> **What you should do**
All of the data should be output character for character, except the pictures.

[Structured figure records]
################

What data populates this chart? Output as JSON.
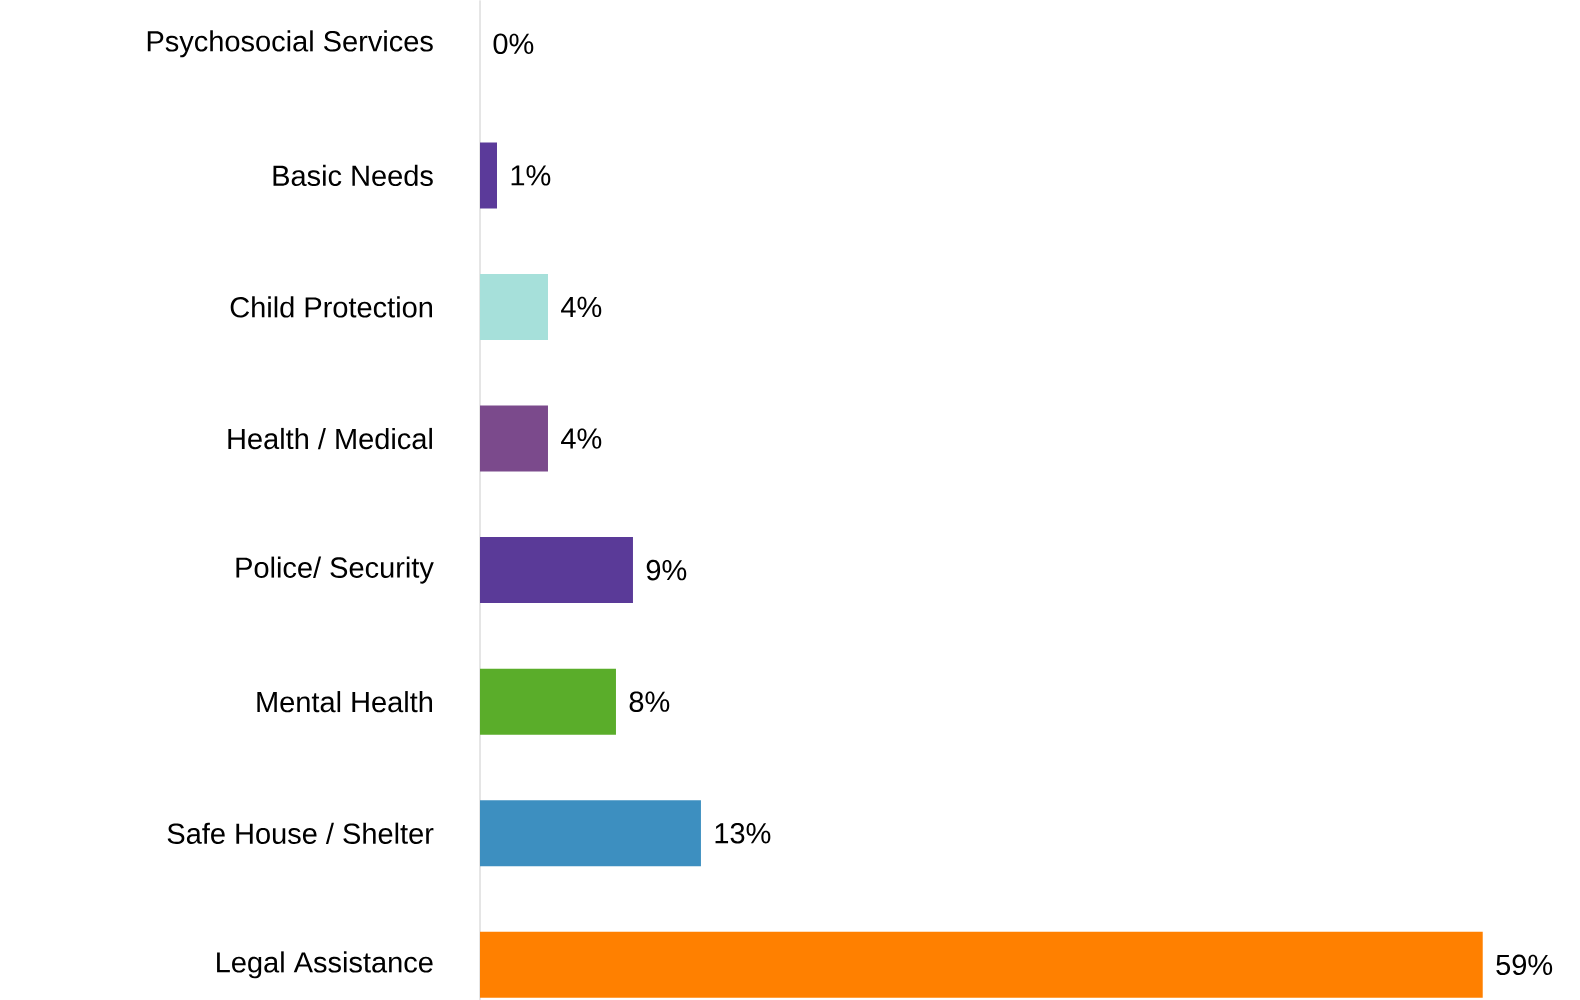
{
  "chart_data": {
    "type": "bar",
    "orientation": "horizontal",
    "categories": [
      "Psychosocial Services",
      "Basic Needs",
      "Child Protection",
      "Health / Medical",
      "Police/ Security",
      "Mental Health",
      "Safe House / Shelter",
      "Legal Assistance"
    ],
    "values": [
      0,
      1,
      4,
      4,
      9,
      8,
      13,
      59
    ],
    "value_labels": [
      "0%",
      "1%",
      "4%",
      "4%",
      "9%",
      "8%",
      "13%",
      "59%"
    ],
    "colors": [
      "#5b3a9a",
      "#5b3a9a",
      "#a6e0da",
      "#7b4a8c",
      "#5a3a98",
      "#5aad2a",
      "#3d8fc0",
      "#ff8000"
    ]
  }
}
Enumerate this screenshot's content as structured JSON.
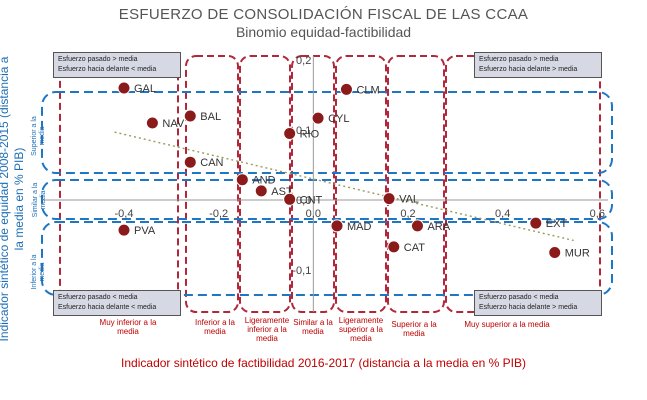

################

> **Complete answer**
What data populates this chart? Output as JSON.
{
  "chart_data": {
    "type": "bar",
    "orientation": "horizontal",
    "categories": [
      "Psychosocial Services",
      "Basic Needs",
      "Child Protection",
      "Health / Medical",
      "Police/ Security",
      "Mental Health",
      "Safe House / Shelter",
      "Legal Assistance"
    ],
    "values": [
      0,
      1,
      4,
      4,
      9,
      8,
      13,
      59
    ],
    "value_labels": [
      "0%",
      "1%",
      "4%",
      "4%",
      "9%",
      "8%",
      "13%",
      "59%"
    ],
    "colors": [
      "#5b3a9a",
      "#5b3a9a",
      "#a6e0da",
      "#7b4a8c",
      "#5a3a98",
      "#5aad2a",
      "#3d8fc0",
      "#ff8000"
    ]
  }
}
Enumerate this screenshot's content as structured JSON.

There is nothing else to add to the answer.